(Records excerpted from a collection)
* start *

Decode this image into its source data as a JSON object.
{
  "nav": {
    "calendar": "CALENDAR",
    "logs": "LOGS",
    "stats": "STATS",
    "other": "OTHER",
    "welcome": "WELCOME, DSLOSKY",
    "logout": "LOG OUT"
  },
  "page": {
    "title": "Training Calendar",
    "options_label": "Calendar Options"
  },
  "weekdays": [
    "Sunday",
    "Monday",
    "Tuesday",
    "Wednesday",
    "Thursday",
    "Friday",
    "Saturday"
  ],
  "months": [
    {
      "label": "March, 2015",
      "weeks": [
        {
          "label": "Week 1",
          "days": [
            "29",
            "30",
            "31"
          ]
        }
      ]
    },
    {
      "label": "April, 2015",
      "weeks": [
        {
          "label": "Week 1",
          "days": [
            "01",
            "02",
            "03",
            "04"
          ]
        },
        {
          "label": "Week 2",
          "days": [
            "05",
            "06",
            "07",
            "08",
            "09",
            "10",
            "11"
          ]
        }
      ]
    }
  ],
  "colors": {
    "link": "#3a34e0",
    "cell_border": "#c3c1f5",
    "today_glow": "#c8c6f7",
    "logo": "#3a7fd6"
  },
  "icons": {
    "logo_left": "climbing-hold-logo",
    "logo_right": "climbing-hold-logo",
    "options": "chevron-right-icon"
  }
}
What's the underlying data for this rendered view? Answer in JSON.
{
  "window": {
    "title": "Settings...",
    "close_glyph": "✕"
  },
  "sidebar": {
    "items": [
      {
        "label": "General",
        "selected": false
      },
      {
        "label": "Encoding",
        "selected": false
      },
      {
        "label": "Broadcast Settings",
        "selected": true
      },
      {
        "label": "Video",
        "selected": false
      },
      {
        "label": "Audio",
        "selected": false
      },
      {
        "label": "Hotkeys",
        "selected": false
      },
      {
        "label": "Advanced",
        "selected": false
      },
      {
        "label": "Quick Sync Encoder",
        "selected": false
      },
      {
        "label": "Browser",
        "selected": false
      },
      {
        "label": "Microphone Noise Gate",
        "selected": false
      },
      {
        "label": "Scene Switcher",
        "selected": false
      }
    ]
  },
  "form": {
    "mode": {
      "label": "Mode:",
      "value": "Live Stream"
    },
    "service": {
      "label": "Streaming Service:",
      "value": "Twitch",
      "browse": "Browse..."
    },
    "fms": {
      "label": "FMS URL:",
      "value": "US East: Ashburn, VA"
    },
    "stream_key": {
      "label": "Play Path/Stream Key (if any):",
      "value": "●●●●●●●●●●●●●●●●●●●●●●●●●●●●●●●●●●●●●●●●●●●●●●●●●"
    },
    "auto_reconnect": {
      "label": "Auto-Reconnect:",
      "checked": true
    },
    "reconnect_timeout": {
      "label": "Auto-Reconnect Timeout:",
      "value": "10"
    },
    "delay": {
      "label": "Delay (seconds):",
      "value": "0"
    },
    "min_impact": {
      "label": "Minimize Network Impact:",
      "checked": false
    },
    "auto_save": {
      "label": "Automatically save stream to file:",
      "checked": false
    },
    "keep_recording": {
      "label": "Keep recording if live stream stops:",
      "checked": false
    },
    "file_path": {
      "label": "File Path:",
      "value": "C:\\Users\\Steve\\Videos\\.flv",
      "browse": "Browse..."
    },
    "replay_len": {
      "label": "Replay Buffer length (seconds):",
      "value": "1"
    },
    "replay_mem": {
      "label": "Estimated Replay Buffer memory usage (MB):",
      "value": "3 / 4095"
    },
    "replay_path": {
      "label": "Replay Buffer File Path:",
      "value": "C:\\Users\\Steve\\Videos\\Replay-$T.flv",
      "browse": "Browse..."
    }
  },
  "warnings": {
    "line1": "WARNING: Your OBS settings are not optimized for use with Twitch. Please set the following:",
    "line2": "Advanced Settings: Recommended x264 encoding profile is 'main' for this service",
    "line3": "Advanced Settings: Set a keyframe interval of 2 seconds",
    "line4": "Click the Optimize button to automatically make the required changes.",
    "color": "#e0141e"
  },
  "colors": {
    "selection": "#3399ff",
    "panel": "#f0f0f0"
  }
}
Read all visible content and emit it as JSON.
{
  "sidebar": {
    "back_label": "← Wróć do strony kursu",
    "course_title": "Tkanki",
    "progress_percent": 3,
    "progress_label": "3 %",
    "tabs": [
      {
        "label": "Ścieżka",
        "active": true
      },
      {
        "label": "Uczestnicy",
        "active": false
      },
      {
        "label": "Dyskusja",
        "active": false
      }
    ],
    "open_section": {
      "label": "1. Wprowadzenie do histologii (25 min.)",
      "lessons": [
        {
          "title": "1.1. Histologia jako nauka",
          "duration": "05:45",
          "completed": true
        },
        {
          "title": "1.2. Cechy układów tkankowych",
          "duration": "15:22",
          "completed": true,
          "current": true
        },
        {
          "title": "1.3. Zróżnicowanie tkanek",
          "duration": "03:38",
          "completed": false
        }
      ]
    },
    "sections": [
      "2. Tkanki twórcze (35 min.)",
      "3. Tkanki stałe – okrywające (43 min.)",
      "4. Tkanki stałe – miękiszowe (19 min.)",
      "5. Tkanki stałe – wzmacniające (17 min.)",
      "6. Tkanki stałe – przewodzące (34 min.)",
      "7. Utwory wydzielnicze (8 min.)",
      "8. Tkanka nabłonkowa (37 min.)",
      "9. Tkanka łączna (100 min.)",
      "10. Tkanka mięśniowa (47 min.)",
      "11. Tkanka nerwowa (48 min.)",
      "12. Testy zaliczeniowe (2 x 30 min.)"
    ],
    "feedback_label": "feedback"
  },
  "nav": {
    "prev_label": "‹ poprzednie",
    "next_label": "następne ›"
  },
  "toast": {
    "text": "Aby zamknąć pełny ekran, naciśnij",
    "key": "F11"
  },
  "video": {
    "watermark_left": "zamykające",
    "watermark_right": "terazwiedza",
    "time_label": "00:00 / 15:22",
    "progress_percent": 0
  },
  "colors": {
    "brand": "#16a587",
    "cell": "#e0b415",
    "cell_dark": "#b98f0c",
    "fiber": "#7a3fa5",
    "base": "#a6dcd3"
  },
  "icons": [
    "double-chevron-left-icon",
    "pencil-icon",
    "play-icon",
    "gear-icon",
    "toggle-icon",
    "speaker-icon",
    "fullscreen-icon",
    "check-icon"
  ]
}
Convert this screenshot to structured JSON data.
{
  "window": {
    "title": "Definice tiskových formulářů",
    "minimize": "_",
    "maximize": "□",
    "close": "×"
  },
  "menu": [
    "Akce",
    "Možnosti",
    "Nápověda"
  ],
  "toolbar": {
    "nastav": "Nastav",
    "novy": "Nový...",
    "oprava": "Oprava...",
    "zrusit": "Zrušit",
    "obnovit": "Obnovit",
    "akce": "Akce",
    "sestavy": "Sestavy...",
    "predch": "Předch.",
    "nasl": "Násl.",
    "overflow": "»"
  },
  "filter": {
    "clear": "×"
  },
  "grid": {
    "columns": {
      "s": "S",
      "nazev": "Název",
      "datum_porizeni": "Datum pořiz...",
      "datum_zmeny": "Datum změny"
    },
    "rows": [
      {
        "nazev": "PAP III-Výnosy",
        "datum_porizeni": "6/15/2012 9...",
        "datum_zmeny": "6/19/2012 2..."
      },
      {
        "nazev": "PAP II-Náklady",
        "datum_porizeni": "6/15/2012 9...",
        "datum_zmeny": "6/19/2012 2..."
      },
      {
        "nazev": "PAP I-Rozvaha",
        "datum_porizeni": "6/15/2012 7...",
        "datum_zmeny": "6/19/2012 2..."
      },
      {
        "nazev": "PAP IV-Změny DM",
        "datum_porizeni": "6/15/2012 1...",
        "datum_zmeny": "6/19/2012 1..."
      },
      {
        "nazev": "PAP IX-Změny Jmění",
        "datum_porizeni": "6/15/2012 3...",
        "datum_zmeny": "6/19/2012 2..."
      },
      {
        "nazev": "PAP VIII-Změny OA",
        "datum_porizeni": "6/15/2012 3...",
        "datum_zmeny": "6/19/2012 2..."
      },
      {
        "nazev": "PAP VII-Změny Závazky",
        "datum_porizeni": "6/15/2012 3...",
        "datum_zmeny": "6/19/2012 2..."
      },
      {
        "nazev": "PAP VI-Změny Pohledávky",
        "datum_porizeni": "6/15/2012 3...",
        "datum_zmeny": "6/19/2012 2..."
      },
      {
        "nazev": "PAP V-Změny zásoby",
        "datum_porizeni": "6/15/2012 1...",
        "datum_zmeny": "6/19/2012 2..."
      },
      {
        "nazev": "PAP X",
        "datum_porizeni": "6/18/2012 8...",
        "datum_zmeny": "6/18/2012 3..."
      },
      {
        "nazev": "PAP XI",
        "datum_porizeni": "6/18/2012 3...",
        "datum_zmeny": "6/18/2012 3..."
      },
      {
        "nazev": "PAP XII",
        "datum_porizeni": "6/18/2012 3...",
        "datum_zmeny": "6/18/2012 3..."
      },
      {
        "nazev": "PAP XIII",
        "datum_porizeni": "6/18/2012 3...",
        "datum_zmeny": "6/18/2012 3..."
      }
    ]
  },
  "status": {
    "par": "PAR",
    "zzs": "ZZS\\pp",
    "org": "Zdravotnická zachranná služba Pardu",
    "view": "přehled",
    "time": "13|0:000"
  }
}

* end *

▶ _What the task requires_: Search the records for the word "seconds", then list every line that has it.

▶ _Response to this exercise_:
      "label": "Delay (seconds):",
      "label": "Replay Buffer length (seconds):",
    "line3": "Advanced Settings: Set a keyframe interval of 2 seconds",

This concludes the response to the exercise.